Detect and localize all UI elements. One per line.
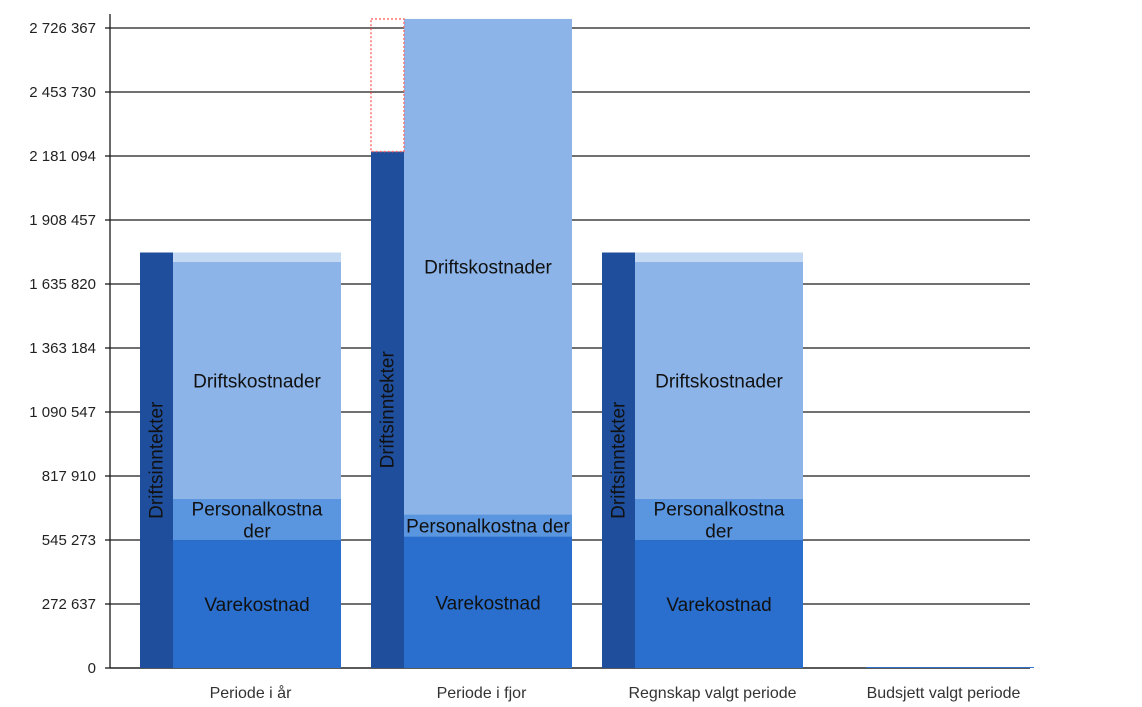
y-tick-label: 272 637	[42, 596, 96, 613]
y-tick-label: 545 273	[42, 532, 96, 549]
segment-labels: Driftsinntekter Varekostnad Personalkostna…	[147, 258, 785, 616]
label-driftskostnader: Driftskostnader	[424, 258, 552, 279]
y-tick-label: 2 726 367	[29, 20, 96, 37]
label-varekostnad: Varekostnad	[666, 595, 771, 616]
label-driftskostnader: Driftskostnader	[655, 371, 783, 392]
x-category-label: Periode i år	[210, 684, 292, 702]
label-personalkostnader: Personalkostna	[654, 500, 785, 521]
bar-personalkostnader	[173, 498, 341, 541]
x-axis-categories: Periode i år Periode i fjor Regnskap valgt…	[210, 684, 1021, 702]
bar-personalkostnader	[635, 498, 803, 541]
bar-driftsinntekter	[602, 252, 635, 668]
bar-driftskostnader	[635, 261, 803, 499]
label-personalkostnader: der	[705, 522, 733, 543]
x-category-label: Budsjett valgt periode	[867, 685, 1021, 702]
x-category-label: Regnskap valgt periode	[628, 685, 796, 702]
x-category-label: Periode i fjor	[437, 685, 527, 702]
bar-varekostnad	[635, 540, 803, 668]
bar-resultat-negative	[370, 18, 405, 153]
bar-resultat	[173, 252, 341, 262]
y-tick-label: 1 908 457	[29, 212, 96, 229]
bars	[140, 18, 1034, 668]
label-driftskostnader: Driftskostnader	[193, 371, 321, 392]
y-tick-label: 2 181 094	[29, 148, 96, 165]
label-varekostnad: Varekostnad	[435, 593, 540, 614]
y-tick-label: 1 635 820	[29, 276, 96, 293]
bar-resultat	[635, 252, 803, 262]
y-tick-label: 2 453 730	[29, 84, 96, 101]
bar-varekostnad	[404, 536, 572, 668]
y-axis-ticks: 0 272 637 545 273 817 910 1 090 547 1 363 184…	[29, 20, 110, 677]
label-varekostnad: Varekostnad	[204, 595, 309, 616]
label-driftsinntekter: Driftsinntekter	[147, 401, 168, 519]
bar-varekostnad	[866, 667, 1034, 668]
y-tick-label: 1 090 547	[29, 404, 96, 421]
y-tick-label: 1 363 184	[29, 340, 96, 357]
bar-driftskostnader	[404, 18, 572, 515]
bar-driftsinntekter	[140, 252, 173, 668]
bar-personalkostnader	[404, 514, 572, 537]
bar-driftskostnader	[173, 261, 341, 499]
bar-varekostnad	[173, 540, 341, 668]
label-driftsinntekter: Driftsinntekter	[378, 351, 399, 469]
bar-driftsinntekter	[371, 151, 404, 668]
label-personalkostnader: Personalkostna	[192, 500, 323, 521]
━━━━━━━━━━━━━━━━
What is required =>
Render as a numbered list the lines starting at the one containing "596, 96, 613]" and ending at the one containing "18, 405, 153]", with both of those lines included and blank lines omitted.

Task result =>
1. y-tick-label: 272 637	[42, 596, 96, 613]
2. y-tick-label: 545 273	[42, 532, 96, 549]
3. segment-labels: Driftsinntekter Varekostnad Personalkostna…	[147, 258, 785, 616]
4. label-driftskostnader: Driftskostnader	[424, 258, 552, 279]
5. y-tick-label: 2 726 367	[29, 20, 96, 37]
6. label-varekostnad: Varekostnad	[666, 595, 771, 616]
7. label-driftskostnader: Driftskostnader	[655, 371, 783, 392]
8. x-category-label: Periode i år	[210, 684, 292, 702]
9. label-personalkostnader: Personalkostna	[654, 500, 785, 521]
10. bar-personalkostnader	[173, 498, 341, 541]
11. x-axis-categories: Periode i år Periode i fjor Regnskap valgt…	[210, 684, 1021, 702]
12. bar-personalkostnader	[635, 498, 803, 541]
13. bar-driftsinntekter	[602, 252, 635, 668]
14. bar-driftskostnader	[635, 261, 803, 499]
15. label-personalkostnader: der	[705, 522, 733, 543]
16. x-category-label: Budsjett valgt periode	[867, 685, 1021, 702]
17. x-category-label: Regnskap valgt periode	[628, 685, 796, 702]
18. x-category-label: Periode i fjor	[437, 685, 527, 702]
19. bar-varekostnad	[635, 540, 803, 668]
20. bar-resultat-negative	[370, 18, 405, 153]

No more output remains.